Text section:
============================================================

Created attachment 594502 [details] New VM custom config dialog I have the following lines in my /etc/libvirt/qemu.conf: nvram = [ "/usr/share/edk2-ovmf/OVMF_CODE.fd:/usr/share/edk2-ovmf/OVMF_VARS.fd" ] Both files exist: anton@PF16W6Y2 ~ $ ls -l /usr/share/edk2-ovmf/ total 7096 -rw-r--r-- 1 root root 19392 авг 19 20:02 EnrollDefaultKeys.efi -rw-r--r-- 1 root root 1966080 авг 19 20:02 OVMF_CODE.fd -rw-r--r-- 1 root root 1966080 авг 19 20:02 OVMF_CODE.secboot.fd -rw-r--r-- 1 root root 131072 авг 19 20:02 OVMF_VARS.fd -rw-r--r-- 1 root root 131072 авг 19 20:02 OVMF_VARS.secboot.fd -rw-r--r-- 1 root root 940224 авг 19 20:02 Shell.efi -rw-r--r-- 1 root root 1849344 авг 19 20:02 UefiShell.iso however when I try to create a new Uefi x86_64 VM, the list of available UEFI images is hardcoded, not imported from nvram list. See attachment.
app-emulation/qemu-4.1.0 also has bug with missing VARS image for UEFI x86_64 - leading to unability to create a new x86_64 UEFI VM.
This in fact is genuine libvirt bug. Reported also here: https://bugzilla.redhat.com/show_bug.cgi?id=1776949 Fixed in v5.10.0-507-g8e1804f9f6.
mhm. Let's backport the fix to our (currently stable) 5.10.0 then.

============================================================

Information given:
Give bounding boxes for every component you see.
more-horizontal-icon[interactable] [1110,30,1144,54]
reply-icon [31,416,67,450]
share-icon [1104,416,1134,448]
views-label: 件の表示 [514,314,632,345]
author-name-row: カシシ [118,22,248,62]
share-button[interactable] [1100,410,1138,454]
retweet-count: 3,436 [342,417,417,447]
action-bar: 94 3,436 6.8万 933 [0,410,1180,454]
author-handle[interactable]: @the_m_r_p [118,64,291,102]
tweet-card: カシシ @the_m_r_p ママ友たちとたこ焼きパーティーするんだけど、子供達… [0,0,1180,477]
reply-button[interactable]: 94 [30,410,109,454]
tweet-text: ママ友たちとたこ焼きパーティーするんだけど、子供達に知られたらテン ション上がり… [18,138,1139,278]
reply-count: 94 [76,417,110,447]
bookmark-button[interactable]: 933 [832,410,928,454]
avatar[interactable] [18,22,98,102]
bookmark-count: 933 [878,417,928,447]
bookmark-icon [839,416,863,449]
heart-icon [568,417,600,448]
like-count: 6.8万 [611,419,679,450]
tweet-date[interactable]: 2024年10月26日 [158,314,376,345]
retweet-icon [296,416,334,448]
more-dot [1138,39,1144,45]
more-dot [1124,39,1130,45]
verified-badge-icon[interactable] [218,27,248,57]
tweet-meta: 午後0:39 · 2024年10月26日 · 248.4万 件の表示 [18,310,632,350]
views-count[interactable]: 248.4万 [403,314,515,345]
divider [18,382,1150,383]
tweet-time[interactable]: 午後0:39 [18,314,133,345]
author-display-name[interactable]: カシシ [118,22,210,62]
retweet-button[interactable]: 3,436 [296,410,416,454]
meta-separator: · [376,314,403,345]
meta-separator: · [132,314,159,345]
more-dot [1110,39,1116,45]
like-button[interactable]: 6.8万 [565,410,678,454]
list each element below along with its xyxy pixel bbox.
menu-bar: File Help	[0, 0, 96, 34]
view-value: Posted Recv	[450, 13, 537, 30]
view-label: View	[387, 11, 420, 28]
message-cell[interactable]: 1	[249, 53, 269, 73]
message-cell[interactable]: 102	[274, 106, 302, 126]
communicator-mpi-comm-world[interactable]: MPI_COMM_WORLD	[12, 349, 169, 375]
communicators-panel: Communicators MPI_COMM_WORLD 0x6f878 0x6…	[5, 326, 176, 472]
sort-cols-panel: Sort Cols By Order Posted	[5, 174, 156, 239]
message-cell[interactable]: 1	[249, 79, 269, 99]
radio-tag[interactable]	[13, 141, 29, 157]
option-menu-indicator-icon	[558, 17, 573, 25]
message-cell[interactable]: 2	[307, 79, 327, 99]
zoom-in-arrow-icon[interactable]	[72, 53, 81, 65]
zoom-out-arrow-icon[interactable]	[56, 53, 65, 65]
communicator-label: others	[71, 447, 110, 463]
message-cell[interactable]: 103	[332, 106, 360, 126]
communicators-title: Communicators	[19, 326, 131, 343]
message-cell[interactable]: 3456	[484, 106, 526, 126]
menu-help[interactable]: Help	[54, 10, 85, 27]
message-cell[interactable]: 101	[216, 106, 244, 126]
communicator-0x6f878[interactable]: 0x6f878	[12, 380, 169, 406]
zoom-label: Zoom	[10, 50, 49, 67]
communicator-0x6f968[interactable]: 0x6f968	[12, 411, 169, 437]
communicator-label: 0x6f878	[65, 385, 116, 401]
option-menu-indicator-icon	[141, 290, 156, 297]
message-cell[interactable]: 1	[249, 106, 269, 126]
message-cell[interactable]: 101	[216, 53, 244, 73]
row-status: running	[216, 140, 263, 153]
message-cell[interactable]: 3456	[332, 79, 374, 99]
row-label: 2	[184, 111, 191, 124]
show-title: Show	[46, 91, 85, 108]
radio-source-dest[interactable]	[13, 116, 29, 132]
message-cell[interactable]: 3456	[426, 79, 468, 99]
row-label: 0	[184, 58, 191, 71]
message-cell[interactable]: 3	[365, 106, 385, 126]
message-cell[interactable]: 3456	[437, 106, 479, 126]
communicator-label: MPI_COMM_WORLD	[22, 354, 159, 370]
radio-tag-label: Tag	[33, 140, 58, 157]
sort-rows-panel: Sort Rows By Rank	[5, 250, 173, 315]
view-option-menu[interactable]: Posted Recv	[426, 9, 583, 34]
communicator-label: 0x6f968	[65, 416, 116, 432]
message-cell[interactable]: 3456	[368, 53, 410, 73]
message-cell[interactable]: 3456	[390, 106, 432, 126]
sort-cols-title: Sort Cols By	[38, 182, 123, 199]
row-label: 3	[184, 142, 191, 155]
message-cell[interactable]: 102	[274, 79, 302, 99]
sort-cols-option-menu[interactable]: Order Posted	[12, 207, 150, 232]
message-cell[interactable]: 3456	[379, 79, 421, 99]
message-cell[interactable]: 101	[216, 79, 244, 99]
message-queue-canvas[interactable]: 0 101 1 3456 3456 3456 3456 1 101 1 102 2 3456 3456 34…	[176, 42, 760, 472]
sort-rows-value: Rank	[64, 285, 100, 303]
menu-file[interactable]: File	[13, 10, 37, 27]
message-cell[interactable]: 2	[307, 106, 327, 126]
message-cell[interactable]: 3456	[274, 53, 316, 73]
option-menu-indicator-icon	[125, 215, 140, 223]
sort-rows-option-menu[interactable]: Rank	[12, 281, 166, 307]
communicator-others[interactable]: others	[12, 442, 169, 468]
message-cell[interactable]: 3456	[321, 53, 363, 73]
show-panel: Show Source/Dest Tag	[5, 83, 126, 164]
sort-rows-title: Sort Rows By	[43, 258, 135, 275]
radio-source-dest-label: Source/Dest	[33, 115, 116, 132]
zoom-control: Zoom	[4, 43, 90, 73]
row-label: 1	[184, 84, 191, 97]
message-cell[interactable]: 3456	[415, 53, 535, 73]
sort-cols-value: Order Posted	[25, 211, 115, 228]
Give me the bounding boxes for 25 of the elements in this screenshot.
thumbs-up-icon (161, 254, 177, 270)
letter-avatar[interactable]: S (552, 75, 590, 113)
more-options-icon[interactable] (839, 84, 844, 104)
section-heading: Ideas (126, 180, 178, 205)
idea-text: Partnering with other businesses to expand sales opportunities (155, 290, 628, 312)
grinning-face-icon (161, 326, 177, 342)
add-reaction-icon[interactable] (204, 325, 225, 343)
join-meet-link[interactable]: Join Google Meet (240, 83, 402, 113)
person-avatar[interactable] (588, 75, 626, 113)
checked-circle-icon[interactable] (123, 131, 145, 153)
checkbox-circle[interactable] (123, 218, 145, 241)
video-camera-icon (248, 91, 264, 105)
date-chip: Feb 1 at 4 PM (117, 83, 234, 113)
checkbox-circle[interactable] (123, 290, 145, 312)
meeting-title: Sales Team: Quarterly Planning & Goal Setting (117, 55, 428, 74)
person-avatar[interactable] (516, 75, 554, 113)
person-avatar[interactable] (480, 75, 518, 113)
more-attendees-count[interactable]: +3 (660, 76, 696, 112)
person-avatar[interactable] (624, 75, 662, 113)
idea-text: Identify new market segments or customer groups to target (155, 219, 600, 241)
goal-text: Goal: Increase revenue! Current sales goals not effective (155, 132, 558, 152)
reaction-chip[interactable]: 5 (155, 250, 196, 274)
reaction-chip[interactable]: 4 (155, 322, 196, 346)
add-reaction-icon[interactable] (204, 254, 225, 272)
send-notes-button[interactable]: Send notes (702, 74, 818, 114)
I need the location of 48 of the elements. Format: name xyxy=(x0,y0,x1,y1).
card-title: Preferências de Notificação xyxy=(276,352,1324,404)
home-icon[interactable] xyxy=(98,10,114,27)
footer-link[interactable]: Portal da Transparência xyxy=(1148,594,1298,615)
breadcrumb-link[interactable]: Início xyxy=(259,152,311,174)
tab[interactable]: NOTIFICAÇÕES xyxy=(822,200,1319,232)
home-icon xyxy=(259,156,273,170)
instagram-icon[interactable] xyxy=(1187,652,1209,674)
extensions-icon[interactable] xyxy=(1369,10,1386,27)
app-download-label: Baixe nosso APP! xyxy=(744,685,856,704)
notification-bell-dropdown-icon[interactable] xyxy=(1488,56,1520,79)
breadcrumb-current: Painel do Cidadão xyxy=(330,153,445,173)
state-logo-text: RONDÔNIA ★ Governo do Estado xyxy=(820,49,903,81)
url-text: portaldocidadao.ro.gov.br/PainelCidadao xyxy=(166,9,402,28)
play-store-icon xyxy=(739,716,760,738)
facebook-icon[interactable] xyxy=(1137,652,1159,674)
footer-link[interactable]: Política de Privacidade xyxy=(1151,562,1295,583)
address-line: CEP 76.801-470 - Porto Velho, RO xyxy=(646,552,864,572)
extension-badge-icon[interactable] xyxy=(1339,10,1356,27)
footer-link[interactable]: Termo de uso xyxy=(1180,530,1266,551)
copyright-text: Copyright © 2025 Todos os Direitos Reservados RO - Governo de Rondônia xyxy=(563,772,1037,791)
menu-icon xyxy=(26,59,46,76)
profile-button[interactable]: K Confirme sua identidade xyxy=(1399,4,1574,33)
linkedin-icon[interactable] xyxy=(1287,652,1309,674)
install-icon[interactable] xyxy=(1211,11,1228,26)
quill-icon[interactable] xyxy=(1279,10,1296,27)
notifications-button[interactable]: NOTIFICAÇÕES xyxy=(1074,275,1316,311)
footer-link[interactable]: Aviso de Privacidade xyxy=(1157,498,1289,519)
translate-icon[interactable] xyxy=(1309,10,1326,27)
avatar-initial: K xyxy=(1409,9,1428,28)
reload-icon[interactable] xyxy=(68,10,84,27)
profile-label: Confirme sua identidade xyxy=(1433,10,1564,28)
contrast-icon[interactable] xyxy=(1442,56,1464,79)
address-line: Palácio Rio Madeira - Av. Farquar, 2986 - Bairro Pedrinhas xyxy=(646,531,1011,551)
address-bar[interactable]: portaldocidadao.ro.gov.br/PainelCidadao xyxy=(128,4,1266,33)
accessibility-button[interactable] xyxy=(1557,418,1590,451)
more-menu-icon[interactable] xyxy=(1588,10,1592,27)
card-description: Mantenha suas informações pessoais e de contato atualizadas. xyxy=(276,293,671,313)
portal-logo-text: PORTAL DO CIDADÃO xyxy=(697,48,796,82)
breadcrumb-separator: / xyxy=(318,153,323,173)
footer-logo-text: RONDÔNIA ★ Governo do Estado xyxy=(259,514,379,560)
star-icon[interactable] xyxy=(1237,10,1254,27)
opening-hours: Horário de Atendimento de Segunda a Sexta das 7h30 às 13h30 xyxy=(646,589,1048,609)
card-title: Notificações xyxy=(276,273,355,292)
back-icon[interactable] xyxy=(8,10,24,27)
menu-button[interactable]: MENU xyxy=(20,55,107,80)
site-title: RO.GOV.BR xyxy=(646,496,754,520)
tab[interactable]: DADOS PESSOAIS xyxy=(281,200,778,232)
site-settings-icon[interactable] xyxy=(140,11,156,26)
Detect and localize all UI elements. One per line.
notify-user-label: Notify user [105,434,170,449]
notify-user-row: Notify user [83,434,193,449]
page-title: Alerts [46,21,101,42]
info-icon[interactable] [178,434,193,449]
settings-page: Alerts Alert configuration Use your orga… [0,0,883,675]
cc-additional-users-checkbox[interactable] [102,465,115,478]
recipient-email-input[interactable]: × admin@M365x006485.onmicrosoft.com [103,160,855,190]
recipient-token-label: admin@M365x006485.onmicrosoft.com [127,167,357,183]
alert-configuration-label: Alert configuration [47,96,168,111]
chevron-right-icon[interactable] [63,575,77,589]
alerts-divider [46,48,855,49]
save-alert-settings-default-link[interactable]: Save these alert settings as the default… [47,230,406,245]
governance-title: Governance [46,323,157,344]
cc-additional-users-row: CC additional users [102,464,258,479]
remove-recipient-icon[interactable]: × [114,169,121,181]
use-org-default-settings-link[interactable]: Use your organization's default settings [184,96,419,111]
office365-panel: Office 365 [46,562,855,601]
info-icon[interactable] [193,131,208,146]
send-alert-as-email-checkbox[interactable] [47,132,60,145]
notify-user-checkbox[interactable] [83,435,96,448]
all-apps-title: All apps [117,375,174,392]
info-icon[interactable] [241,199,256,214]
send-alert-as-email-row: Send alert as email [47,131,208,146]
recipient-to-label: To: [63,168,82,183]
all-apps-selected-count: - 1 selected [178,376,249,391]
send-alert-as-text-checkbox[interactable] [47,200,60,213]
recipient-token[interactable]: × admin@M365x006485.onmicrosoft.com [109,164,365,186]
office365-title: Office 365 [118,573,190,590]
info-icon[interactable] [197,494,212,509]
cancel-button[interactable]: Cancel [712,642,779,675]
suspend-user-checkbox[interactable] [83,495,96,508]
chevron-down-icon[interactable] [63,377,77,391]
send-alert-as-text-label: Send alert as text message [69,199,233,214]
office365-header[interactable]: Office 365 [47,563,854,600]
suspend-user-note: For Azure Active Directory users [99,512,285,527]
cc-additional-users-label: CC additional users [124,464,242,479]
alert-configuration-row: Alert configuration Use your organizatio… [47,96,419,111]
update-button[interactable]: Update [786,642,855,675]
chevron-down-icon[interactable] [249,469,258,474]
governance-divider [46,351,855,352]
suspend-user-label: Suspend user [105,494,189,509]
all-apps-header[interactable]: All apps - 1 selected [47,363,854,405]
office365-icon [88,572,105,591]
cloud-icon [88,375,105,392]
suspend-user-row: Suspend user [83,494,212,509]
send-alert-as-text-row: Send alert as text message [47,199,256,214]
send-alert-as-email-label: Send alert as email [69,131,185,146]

============================================================

Work to complete:
a – Translate this sentence from the thread on the libvirt UEFI image bug into German: "Let's backport the fix to our (currently stable) 5.10.0 then."
b – Write the next post in the thread on the libvirt UEFI image bug, following on from the last post shown.

Replies:
a – Dann lasst uns die Korrektur in unser (derzeit stabiles) 5.10.0 zurückportieren.

b –
*** Bug 698878 has been marked as a duplicate of this bug. ***
I have tried 5.8.0, 5.10.0 and 9999 and they all fail to recognise the nvram list. I tried all these yesterday.
I discovered a fix for this to accommodate usable functionality when using virt-manager by editing the xml template. virt-manager omits adding the nvram path entry in the xml template and nvram entry being added to qemu.conf is supposedly an obsolete approach? this worked for me however <os> <type arch="x86_64" machine="pc-q35-4.2">hvm</type> <loader readonly="yes" secure="no" type="pflash">/usr/share/qemu/edk2-x86_64-code.fd</loader> <nvram>/usr/share/edk2-ovmf/OVMF_VARS.fd</nvram> <boot dev="hd"/> </os> One caveat however that could be useful to investigate is when secure=yes is enabled libirt returns an error stating that SMM is not available and secure boot cannot be used even with the secboot firmware configured for loader and nvram in the xml template.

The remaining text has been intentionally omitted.